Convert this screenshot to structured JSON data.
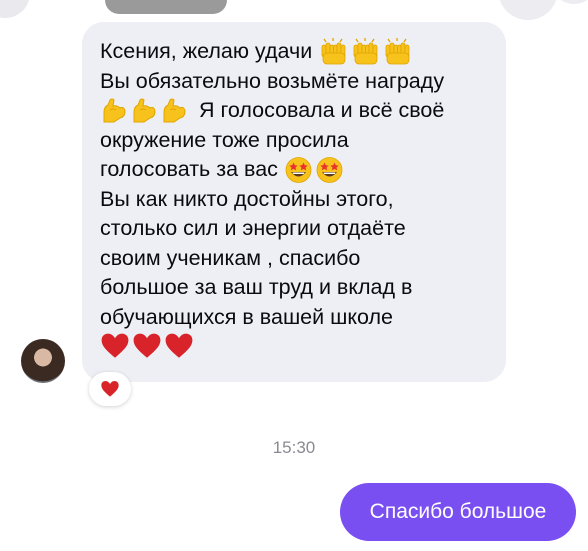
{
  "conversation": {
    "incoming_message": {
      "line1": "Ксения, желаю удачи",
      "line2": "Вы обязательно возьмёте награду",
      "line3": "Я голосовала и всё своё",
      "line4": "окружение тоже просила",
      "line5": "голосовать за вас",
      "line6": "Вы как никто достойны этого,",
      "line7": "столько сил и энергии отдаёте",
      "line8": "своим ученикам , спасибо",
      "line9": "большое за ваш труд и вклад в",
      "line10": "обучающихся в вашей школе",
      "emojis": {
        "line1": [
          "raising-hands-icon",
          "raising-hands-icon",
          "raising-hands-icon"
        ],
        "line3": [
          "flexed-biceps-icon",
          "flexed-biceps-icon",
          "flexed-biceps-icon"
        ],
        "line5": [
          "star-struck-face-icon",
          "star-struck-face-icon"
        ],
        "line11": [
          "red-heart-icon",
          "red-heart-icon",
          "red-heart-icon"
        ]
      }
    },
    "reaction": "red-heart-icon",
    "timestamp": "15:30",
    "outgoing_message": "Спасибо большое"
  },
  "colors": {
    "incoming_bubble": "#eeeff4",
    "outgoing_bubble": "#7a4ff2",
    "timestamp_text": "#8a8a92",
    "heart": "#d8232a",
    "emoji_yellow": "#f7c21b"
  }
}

==================================================

Filter the listing for the word "heart" and copy every line that holds it.

**CORRECT RESPONSE:**
          "red-heart-icon",
          "red-heart-icon",
          "red-heart-icon"
    "reaction": "red-heart-icon",
    "heart": "#d8232a",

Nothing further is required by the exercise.